*Task objective:* Gather all lines from the material that contain "bits".

** start Raw records **

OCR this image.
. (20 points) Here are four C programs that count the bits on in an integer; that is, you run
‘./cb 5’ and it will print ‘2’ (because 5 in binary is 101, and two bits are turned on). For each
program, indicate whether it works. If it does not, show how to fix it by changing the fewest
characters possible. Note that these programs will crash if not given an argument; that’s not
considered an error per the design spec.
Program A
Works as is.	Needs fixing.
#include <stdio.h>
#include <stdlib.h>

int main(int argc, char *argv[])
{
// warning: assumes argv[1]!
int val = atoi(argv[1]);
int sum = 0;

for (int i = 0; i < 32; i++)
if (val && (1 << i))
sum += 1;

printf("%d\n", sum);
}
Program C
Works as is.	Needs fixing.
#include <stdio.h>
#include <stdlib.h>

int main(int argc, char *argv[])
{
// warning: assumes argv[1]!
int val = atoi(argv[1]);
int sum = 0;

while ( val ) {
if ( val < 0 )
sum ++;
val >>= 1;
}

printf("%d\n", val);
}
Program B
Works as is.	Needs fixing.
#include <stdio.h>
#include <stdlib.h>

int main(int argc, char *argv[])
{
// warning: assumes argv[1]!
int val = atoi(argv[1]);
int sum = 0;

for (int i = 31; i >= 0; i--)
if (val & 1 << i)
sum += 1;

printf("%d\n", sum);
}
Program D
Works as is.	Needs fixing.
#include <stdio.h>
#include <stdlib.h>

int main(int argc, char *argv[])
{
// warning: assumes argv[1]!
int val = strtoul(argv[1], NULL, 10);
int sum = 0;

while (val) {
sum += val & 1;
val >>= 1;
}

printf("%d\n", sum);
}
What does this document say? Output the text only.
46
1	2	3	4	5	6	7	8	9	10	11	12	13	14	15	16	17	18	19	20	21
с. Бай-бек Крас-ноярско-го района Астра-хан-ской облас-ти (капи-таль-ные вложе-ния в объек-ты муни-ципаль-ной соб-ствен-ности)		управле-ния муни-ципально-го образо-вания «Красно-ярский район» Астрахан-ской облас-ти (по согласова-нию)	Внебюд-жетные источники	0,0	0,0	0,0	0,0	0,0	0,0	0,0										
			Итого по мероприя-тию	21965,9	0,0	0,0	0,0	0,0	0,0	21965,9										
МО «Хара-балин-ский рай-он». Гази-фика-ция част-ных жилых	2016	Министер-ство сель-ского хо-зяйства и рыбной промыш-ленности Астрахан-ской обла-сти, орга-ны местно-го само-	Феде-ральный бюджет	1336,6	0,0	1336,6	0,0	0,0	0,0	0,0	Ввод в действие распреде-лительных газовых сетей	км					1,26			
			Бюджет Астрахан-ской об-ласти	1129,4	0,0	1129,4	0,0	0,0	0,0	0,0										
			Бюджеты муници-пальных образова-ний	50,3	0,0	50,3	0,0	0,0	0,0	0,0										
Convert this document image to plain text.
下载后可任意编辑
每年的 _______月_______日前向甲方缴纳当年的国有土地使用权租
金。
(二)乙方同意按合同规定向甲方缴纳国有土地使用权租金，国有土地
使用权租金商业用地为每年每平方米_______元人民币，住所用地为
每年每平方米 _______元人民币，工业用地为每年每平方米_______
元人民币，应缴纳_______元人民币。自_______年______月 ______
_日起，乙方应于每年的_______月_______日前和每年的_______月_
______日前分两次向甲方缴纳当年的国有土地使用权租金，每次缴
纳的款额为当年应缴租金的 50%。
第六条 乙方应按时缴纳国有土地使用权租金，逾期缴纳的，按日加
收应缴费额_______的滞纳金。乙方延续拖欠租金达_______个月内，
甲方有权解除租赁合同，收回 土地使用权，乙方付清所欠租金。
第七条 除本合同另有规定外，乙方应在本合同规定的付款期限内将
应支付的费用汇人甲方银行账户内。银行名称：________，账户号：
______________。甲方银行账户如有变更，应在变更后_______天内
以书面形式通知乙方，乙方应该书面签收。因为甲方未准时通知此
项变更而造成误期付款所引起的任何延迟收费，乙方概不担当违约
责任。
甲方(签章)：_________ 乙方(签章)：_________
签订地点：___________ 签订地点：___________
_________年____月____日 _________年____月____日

** end Raw records **

*Output for this exercise:*
. (20 points) Here are four C programs that count the bits on in an integer; that is, you run
‘./cb 5’ and it will print ‘2’ (because 5 in binary is 101, and two bits are turned on). For each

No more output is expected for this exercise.